Source material -
________________________________________

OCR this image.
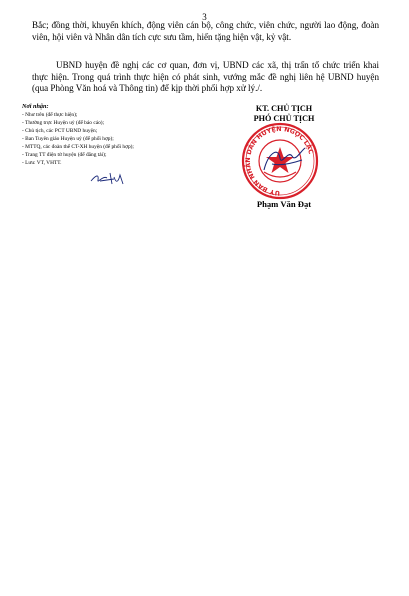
3

Bắc; đồng thời, khuyến khích, động viên cán bộ, công chức, viên chức, người lao động, đoàn viên, hội viên và Nhân dân tích cực sưu tầm, hiến tặng hiện vật, kỷ vật.

UBND huyện đề nghị các cơ quan, đơn vị, UBND các xã, thị trấn tổ chức triển khai thực hiện. Trong quá trình thực hiện có phát sinh, vướng mắc đề nghị liên hệ UBND huyện (qua Phòng Văn hoá và Thông tin) để kịp thời phối hợp xử lý./.

Nơi nhận:
- Như trên (để thực hiện);
- Thường trực Huyện uỷ (để báo cáo);
- Chủ tịch, các PCT UBND huyện;
- Ban Tuyên giáo Huyện uỷ (để phối hợp);
- MTTQ, các đoàn thể CT-XH huyện (để phối hợp);
- Trang TT điện tử huyện (để đăng tải);
- Lưu: VT, VHTT.
KT. CHỦ TỊCH
PHÓ CHỦ TỊCH
UỶ BAN NHÂN DÂN HUYỆN NGỌC LẶC
Phạm Văn Đạt
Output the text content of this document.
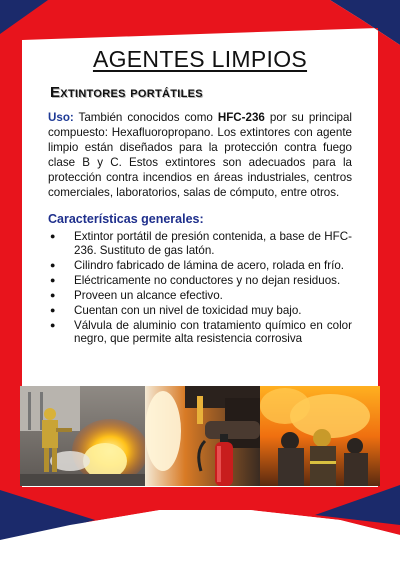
AGENTES LIMPIOS
Extintores portátiles
Uso: También conocidos como HFC-236 por su principal compuesto: Hexafluoropropano. Los extintores con agente limpio están diseñados para la protección contra fuego clase B y C. Estos extintores son adecuados para la protección contra incendios en áreas industriales, centros comerciales, laboratorios, salas de cómputo, entre otros.
Características generales:
● Extintor portátil de presión contenida, a base de HFC-236. Sustituto de gas latón.
● Cilindro fabricado de lámina de acero, rolada en frío.
● Eléctricamente no conductores y no dejan residuos.
● Proveen un alcance efectivo.
● Cuentan con un nivel de toxicidad muy bajo.
● Válvula de aluminio con tratamiento químico en color negro, que permite alta resistencia corrosiva
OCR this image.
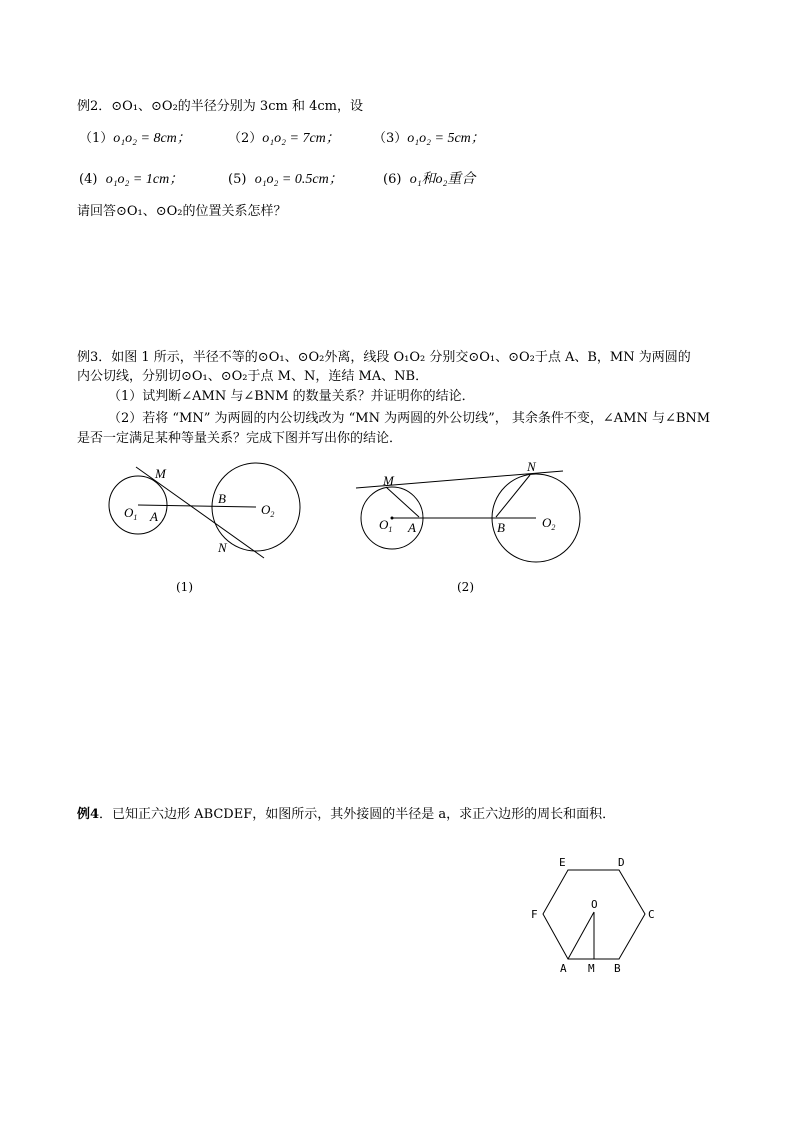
例2．⊙O₁、⊙O₂的半径分别为 3cm 和 4cm，设
（1）o₁o₂ = 8cm；	（2）o₁o₂ = 7cm；	（3）o₁o₂ = 5cm；
(4) o₁o₂ = 1cm；	(5) o₁o₂ = 0.5cm；	(6) o₁和o₂重合
请回答⊙O₁、⊙O₂的位置关系怎样？
例3．如图 1 所示，半径不等的⊙O₁、⊙O₂外离，线段 O₁O₂ 分别交⊙O₁、⊙O₂于点 A、B，MN 为两圆的
内公切线，分别切⊙O₁、⊙O₂于点 M、N，连结 MA、NB．
（1）试判断∠AMN 与∠BNM 的数量关系？并证明你的结论．
（2）若将 “MN” 为两圆的内公切线改为 “MN 为两圆的外公切线”， 其余条件不变，∠AMN 与∠BNM
是否一定满足某种等量关系？完成下图并写出你的结论．
M
N
A
B
$O_1$
$O_2$
(1)
M
N
A	B
$O_1$	$O_2$
(2)
例4．已知正六边形 ABCDEF，如图所示，其外接圆的半径是 a，求正六边形的周长和面积．
E	D
C
F
A	B
O
M
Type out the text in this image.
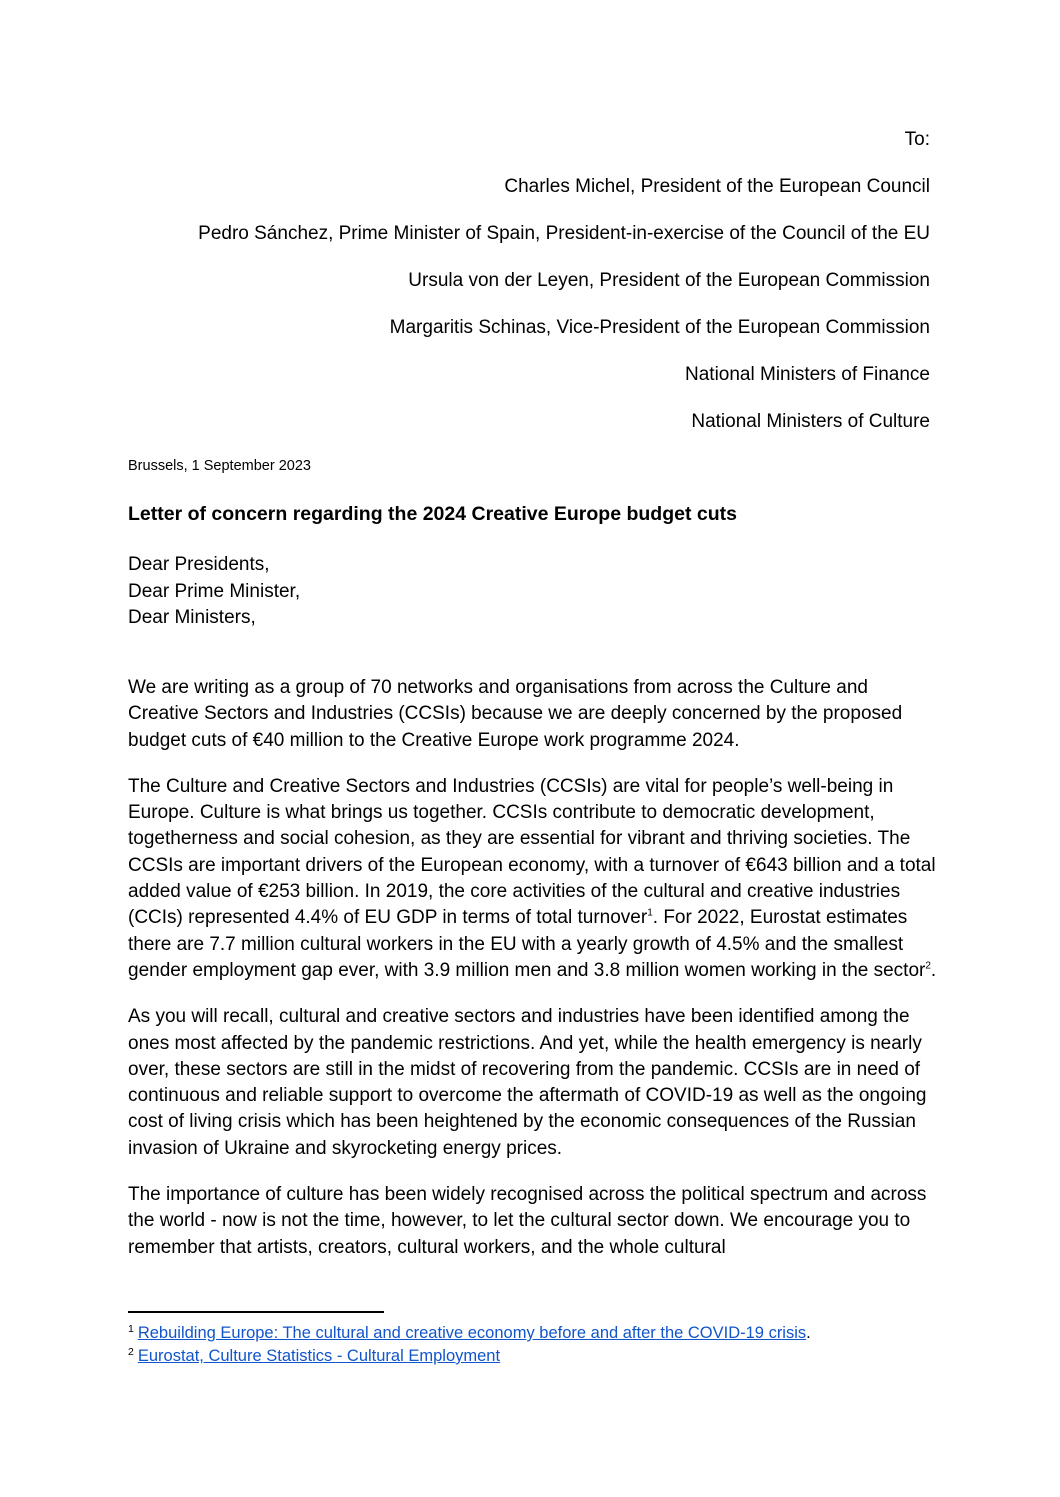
To:
Charles Michel, President of the European Council
Pedro Sánchez, Prime Minister of Spain, President-in-exercise of the Council of the EU
Ursula von der Leyen, President of the European Commission
Margaritis Schinas, Vice-President of the European Commission
National Ministers of Finance
National Ministers of Culture
Brussels, 1 September 2023
Letter of concern regarding the 2024 Creative Europe budget cuts
Dear Presidents,
Dear Prime Minister,
Dear Ministers,

We are writing as a group of 70 networks and organisations from across the Culture and Creative Sectors and Industries (CCSIs) because we are deeply concerned by the proposed budget cuts of €40 million to the Creative Europe work programme 2024.

The Culture and Creative Sectors and Industries (CCSIs) are vital for people’s well-being in Europe. Culture is what brings us together. CCSIs contribute to democratic development, togetherness and social cohesion, as they are essential for vibrant and thriving societies. The CCSIs are important drivers of the European economy, with a turnover of €643 billion and a total added value of €253 billion. In 2019, the core activities of the cultural and creative industries (CCIs) represented 4.4% of EU GDP in terms of total turnover$^1$. For 2022, Eurostat estimates there are 7.7 million cultural workers in the EU with a yearly growth of 4.5% and the smallest gender employment gap ever, with 3.9 million men and 3.8 million women working in the sector$^2$.

As you will recall, cultural and creative sectors and industries have been identified among the ones most affected by the pandemic restrictions. And yet, while the health emergency is nearly over, these sectors are still in the midst of recovering from the pandemic. CCSIs are in need of continuous and reliable support to overcome the aftermath of COVID-19 as well as the ongoing cost of living crisis which has been heightened by the economic consequences of the Russian invasion of Ukraine and skyrocketing energy prices.

The importance of culture has been widely recognised across the political spectrum and across the world - now is not the time, however, to let the cultural sector down. We encourage you to remember that artists, creators, cultural workers, and the whole cultural

$^1$ Rebuilding Europe: The cultural and creative economy before and after the COVID-19 crisis.
$^2$ Eurostat, Culture Statistics - Cultural Employment
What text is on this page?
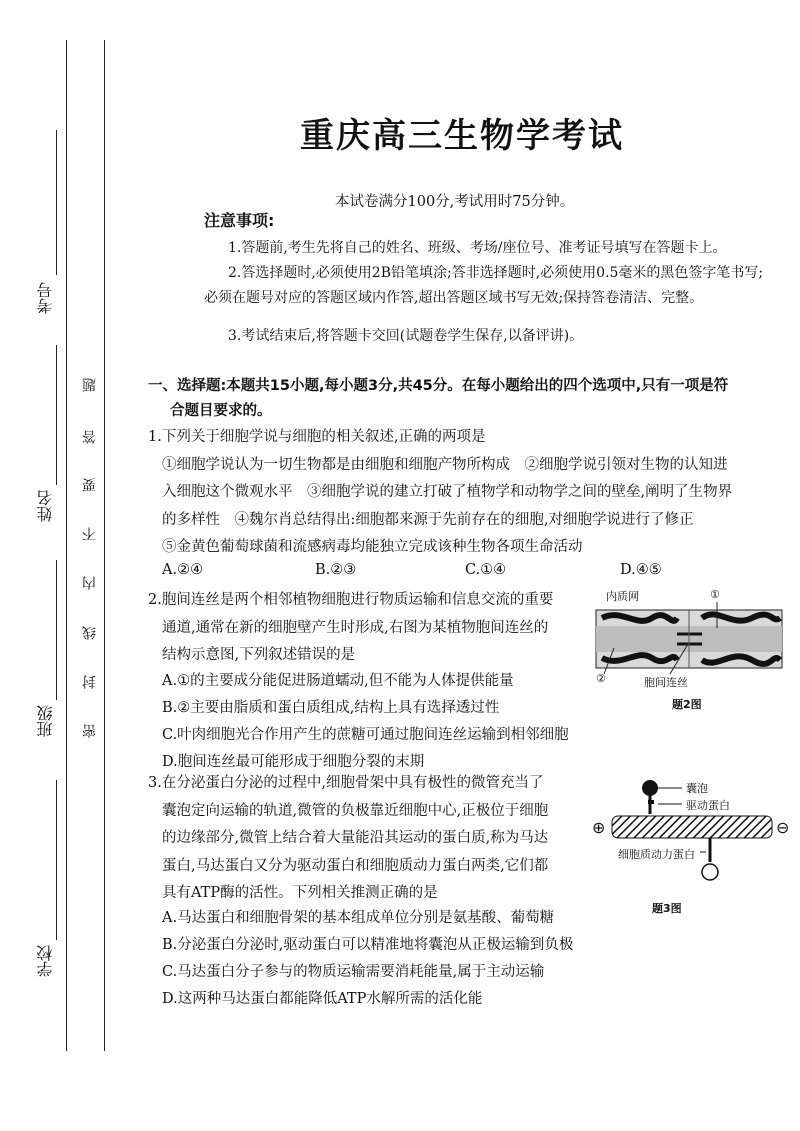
考号
姓名
班级
学校
题
答
要
不
内
线
封
密
重庆高三生物学考试
本试卷满分100分,考试用时75分钟。
注意事项:
1.答题前,考生先将自己的姓名、班级、考场/座位号、准考证号填写在答题卡上。
2.答选择题时,必须使用2B铅笔填涂;答非选择题时,必须使用0.5毫米的黑色签字笔书写;必须在题号对应的答题区域内作答,超出答题区域书写无效;保持答卷清洁、完整。
3.考试结束后,将答题卡交回(试题卷学生保存,以备评讲)。
一、选择题:本题共15小题,每小题3分,共45分。在每小题给出的四个选项中,只有一项是符
合题目要求的。
1.下列关于细胞学说与细胞的相关叙述,正确的两项是
①细胞学说认为一切生物都是由细胞和细胞产物所构成　②细胞学说引领对生物的认知进
入细胞这个微观水平　③细胞学说的建立打破了植物学和动物学之间的壁垒,阐明了生物界
的多样性　④魏尔肖总结得出:细胞都来源于先前存在的细胞,对细胞学说进行了修正
⑤金黄色葡萄球菌和流感病毒均能独立完成该种生物各项生命活动
A.②④	B.②③	C.①④	D.④⑤
2.胞间连丝是两个相邻植物细胞进行物质运输和信息交流的重要
通道,通常在新的细胞壁产生时形成,右图为某植物胞间连丝的
结构示意图,下列叙述错误的是
A.①的主要成分能促进肠道蠕动,但不能为人体提供能量
B.②主要由脂质和蛋白质组成,结构上具有选择透过性
C.叶肉细胞光合作用产生的蔗糖可通过胞间连丝运输到相邻细胞
D.胞间连丝最可能形成于细胞分裂的末期
内质网	①
②	胞间连丝
题2图
3.在分泌蛋白分泌的过程中,细胞骨架中具有极性的微管充当了
囊泡定向运输的轨道,微管的负极靠近细胞中心,正极位于细胞
的边缘部分,微管上结合着大量能沿其运动的蛋白质,称为马达
蛋白,马达蛋白又分为驱动蛋白和细胞质动力蛋白两类,它们都
具有ATP酶的活性。下列相关推测正确的是
A.马达蛋白和细胞骨架的基本组成单位分别是氨基酸、葡萄糖
B.分泌蛋白分泌时,驱动蛋白可以精准地将囊泡从正极运输到负极
C.马达蛋白分子参与的物质运输需要消耗能量,属于主动运输
D.这两种马达蛋白都能降低ATP水解所需的活化能
囊泡
驱动蛋白
⊕	⊖
细胞质动力蛋白
题3图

________________________________________

Work required -
Gather, from the listing above, every line carrying the word "text".

Worked answer -
Output the text content of this document.
Type out the text in this image.
What text is on this page?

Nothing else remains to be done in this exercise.